(Dataset excerpt)
__________

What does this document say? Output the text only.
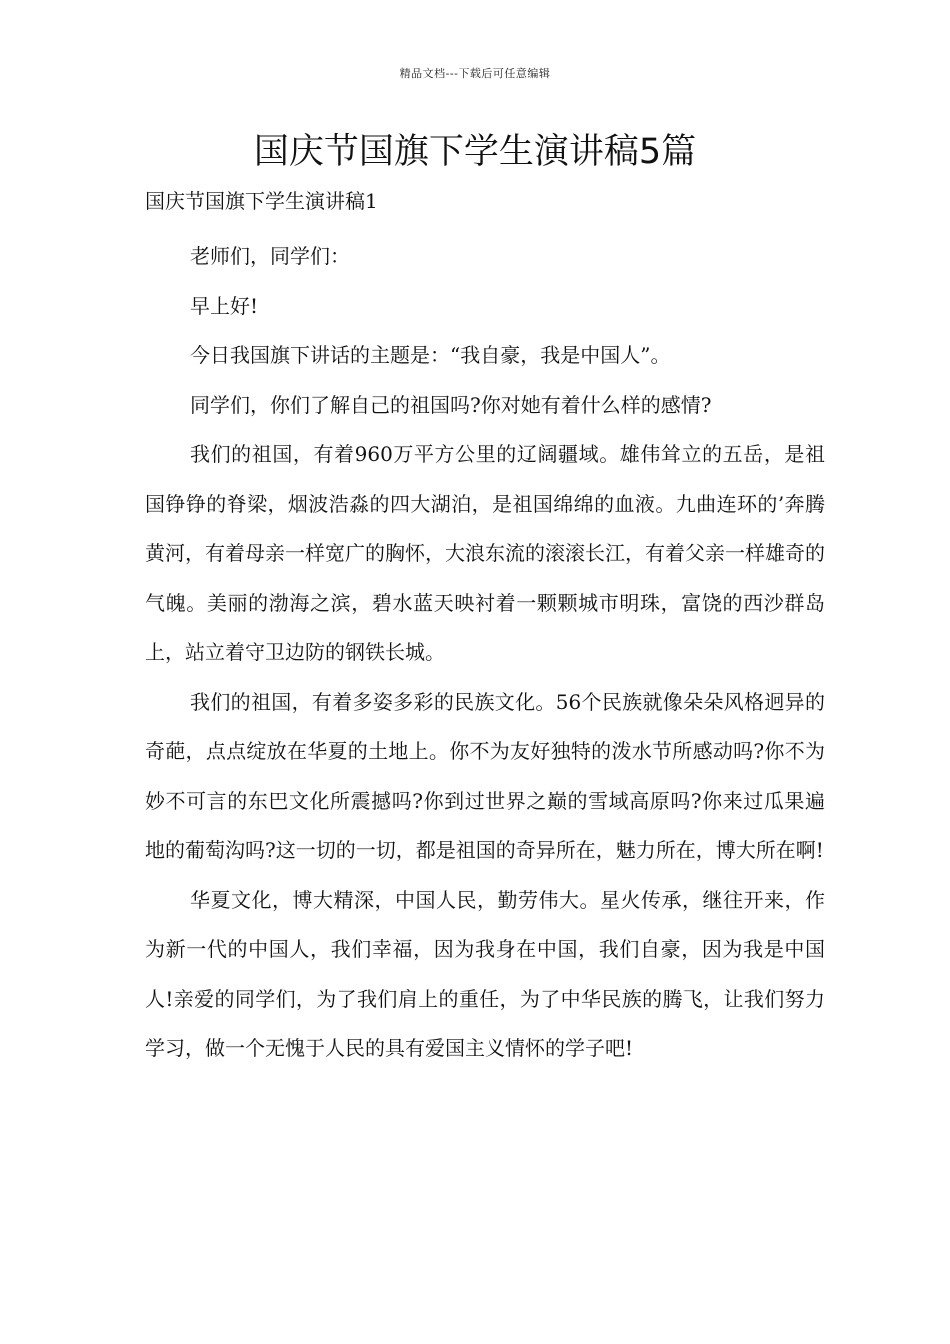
精品文档---下载后可任意编辑
国庆节国旗下学生演讲稿5篇
国庆节国旗下学生演讲稿1

老师们，同学们：

早上好!

今日我国旗下讲话的主题是：“我自豪，我是中国人”。

同学们，你们了解自己的祖国吗?你对她有着什么样的感情?

我们的祖国，有着960万平方公里的辽阔疆域。雄伟耸立的五岳，是祖国铮铮的脊梁，烟波浩淼的四大湖泊，是祖国绵绵的血液。九曲连环的’奔腾黄河，有着母亲一样宽广的胸怀，大浪东流的滚滚长江，有着父亲一样雄奇的气魄。美丽的渤海之滨，碧水蓝天映衬着一颗颗城市明珠，富饶的西沙群岛上，站立着守卫边防的钢铁长城。

我们的祖国，有着多姿多彩的民族文化。56个民族就像朵朵风格迥异的奇葩，点点绽放在华夏的土地上。你不为友好独特的泼水节所感动吗?你不为妙不可言的东巴文化所震撼吗?你到过世界之巅的雪域高原吗?你来过瓜果遍地的葡萄沟吗?这一切的一切，都是祖国的奇异所在，魅力所在，博大所在啊!

华夏文化，博大精深，中国人民，勤劳伟大。星火传承，继往开来，作为新一代的中国人，我们幸福，因为我身在中国，我们自豪，因为我是中国人!亲爱的同学们，为了我们肩上的重任，为了中华民族的腾飞，让我们努力学习，做一个无愧于人民的具有爱国主义情怀的学子吧!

__________

> _Given instruction_: Pick out every line above that contains the word "我们的祖国" and copy it.

> _Solution for this exercise_:
我们的祖国，有着960万平方公里的辽阔疆域。雄伟耸立的五岳，是祖国铮铮的脊梁，烟波浩淼的四大湖泊，是祖国绵绵的血液。九曲连环的’奔腾黄河，有着母亲一样宽广的胸怀，大浪东流的滚滚长江，有着父亲一样雄奇的气魄。美丽的渤海之滨，碧水蓝天映衬着一颗颗城市明珠，富饶的西沙群岛上，站立着守卫边防的钢铁长城。
我们的祖国，有着多姿多彩的民族文化。56个民族就像朵朵风格迥异的奇葩，点点绽放在华夏的土地上。你不为友好独特的泼水节所感动吗?你不为妙不可言的东巴文化所震撼吗?你到过世界之巅的雪域高原吗?你来过瓜果遍地的葡萄沟吗?这一切的一切，都是祖国的奇异所在，魅力所在，博大所在啊!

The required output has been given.